Material provided:
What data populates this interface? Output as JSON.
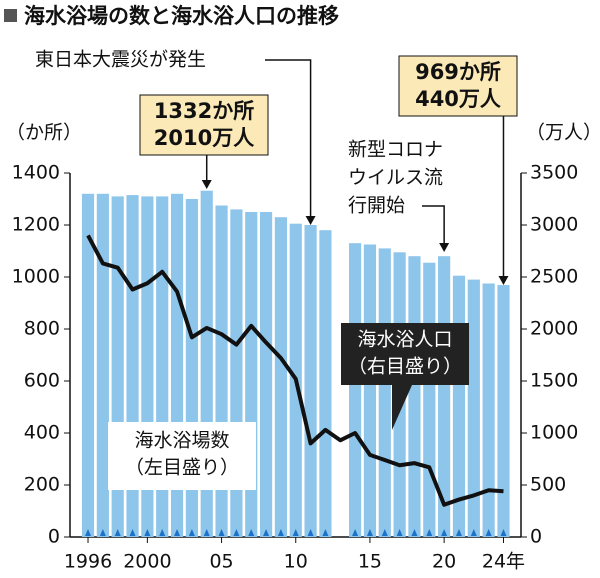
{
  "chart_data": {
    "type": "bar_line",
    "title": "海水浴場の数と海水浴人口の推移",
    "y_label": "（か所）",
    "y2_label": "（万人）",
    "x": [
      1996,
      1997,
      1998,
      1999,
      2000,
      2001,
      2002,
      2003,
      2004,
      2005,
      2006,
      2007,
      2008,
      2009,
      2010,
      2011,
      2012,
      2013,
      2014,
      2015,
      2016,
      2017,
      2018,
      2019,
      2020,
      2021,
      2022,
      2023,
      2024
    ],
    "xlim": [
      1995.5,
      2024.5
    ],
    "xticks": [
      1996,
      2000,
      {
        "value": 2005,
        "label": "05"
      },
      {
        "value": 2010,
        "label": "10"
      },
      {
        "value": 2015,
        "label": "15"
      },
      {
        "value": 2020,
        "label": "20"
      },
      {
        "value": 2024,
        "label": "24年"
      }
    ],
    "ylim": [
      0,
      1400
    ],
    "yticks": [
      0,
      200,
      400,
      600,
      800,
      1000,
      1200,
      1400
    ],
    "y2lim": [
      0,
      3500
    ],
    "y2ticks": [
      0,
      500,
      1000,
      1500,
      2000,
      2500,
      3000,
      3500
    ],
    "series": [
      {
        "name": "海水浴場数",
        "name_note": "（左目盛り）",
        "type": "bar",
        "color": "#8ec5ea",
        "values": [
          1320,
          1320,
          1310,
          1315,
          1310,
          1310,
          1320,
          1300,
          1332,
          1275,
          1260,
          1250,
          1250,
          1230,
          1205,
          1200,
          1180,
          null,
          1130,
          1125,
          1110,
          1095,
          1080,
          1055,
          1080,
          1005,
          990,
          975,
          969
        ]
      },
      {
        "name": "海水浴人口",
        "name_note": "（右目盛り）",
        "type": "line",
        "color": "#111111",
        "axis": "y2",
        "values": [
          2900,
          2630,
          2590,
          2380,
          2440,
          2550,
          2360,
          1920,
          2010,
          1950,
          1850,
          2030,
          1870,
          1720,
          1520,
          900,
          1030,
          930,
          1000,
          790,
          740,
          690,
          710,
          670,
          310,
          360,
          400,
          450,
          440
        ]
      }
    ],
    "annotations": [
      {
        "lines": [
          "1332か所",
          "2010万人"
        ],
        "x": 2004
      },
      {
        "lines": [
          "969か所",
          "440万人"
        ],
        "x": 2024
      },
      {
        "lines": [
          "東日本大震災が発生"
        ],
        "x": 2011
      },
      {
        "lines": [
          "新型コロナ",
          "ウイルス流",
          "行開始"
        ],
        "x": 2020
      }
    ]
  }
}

==

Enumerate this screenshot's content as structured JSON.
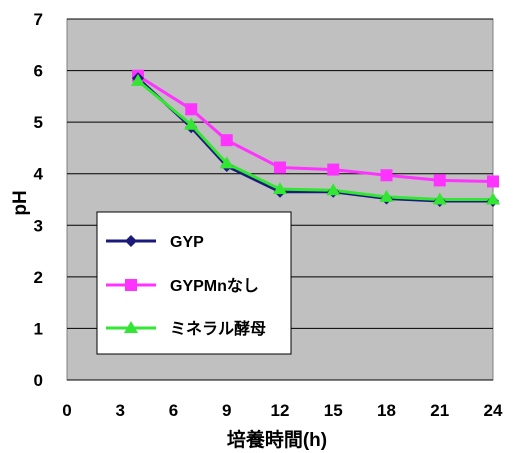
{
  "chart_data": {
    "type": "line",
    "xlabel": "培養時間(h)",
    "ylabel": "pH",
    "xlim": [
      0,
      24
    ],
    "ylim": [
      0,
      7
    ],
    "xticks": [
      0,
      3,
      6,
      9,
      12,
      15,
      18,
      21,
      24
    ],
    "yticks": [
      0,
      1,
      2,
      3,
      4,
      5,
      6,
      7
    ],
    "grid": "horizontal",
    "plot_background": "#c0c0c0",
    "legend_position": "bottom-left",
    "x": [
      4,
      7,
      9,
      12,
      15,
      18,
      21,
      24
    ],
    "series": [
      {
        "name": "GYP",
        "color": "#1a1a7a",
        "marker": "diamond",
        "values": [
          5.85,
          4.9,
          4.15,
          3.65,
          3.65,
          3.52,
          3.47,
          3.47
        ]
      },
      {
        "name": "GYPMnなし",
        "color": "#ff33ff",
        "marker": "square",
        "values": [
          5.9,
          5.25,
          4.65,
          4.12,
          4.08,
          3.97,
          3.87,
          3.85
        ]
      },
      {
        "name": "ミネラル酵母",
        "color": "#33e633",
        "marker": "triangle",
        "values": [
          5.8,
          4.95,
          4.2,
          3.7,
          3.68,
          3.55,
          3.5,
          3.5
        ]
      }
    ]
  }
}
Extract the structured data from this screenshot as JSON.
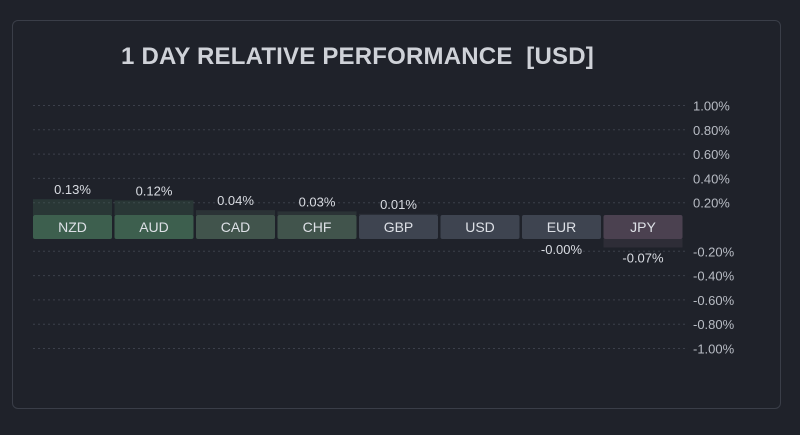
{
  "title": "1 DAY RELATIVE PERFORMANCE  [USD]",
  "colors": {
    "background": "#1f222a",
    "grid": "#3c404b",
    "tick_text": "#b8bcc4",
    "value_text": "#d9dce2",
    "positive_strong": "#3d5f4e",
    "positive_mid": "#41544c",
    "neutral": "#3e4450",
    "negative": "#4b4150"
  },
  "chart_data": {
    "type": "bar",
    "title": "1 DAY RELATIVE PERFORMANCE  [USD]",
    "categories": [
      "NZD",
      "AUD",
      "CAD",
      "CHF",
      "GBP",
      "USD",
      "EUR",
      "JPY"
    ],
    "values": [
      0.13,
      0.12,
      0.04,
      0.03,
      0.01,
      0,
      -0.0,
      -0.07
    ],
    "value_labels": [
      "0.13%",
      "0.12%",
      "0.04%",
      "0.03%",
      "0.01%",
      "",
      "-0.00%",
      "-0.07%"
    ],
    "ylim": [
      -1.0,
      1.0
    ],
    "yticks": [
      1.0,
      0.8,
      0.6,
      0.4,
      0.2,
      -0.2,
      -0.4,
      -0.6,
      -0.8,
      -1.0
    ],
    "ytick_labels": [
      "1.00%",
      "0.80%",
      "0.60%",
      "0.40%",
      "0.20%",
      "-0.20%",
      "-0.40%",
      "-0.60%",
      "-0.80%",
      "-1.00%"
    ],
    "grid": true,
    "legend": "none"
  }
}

---

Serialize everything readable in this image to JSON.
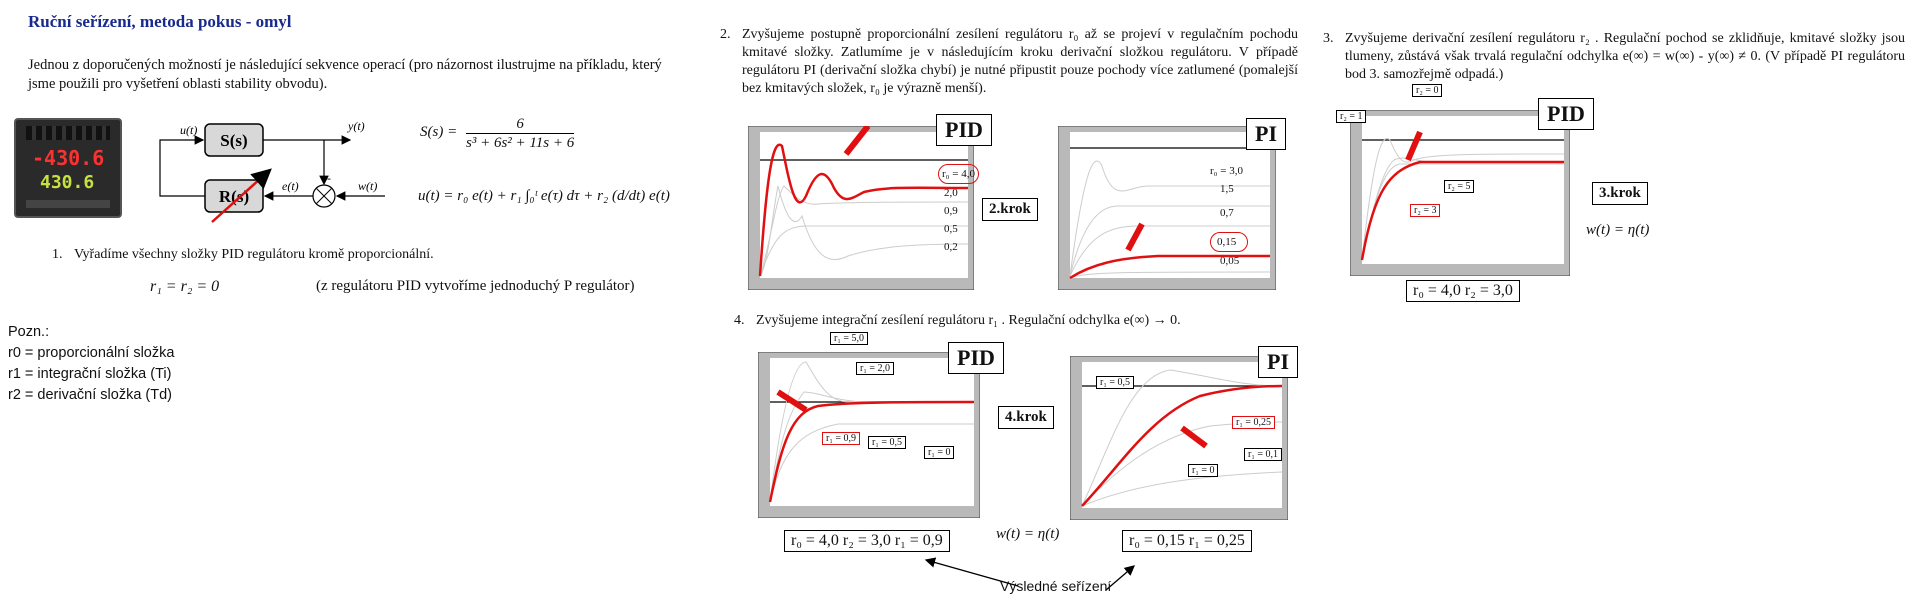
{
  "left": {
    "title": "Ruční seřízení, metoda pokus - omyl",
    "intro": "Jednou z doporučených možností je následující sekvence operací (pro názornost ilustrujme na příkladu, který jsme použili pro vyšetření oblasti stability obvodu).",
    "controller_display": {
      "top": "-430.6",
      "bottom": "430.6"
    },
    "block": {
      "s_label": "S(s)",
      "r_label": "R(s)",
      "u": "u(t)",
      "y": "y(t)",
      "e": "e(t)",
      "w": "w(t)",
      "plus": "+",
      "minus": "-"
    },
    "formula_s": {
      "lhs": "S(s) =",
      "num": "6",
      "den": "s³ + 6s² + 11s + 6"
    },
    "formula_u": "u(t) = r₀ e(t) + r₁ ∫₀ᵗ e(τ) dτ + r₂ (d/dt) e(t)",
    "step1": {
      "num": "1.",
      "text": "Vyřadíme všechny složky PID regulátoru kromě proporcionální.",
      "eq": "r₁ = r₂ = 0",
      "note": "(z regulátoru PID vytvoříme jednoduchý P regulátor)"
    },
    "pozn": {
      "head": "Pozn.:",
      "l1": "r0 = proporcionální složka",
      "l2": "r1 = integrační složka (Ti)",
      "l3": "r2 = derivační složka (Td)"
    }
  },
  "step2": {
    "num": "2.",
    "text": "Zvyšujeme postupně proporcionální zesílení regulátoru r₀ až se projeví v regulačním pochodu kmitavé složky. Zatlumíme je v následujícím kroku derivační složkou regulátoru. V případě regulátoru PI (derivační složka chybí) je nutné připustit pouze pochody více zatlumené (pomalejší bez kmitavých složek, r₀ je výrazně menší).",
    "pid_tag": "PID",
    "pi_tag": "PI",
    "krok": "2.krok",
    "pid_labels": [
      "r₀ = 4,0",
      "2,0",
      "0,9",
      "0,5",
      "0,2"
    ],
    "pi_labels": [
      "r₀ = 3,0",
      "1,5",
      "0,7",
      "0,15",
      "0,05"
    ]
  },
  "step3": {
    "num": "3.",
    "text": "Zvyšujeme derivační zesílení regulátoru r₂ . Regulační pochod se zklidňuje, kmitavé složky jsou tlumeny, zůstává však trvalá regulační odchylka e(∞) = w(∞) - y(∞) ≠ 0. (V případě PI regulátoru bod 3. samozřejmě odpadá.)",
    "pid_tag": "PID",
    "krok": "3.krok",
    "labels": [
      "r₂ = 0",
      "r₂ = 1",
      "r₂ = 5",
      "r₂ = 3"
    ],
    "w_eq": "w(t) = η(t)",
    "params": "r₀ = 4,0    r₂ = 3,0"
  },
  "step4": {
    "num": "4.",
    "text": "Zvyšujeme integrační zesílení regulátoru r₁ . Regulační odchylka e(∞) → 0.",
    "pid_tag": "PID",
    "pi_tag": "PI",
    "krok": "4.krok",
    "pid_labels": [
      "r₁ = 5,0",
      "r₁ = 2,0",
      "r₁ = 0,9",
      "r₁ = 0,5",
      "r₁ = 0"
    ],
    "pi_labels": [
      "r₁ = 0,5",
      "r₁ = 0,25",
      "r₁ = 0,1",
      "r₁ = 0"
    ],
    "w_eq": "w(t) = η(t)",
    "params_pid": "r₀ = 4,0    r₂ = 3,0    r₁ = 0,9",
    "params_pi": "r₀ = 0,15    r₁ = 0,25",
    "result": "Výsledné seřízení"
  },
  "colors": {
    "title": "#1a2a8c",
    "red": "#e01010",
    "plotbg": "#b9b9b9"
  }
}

Goal: Scan the entries above. Copy each line that has the string "regulátoru".

Solution to this problem:
      "text": "Vyřadíme všechny složky PID regulátoru kromě proporcionální.",
      "note": "(z regulátoru PID vytvoříme jednoduchý P regulátor)"
    "text": "Zvyšujeme postupně proporcionální zesílení regulátoru r₀ až se projeví v regulačním pochodu kmitavé složky. Zatlumíme je v následujícím kroku derivační složkou regulátoru. V případě regulátoru PI (derivační složka chybí) je nutné připustit pouze pochody více zatlumené (pomalejší bez kmitavých složek, r₀ je výrazně menší).",
    "text": "Zvyšujeme derivační zesílení regulátoru r₂ . Regulační pochod se zklidňuje, kmitavé složky jsou tlumeny, zůstává však trvalá regulační odchylka e(∞) = w(∞) - y(∞) ≠ 0. (V případě PI regulátoru bod 3. samozřejmě odpadá.)",
    "text": "Zvyšujeme integrační zesílení regulátoru r₁ . Regulační odchylka e(∞) → 0.",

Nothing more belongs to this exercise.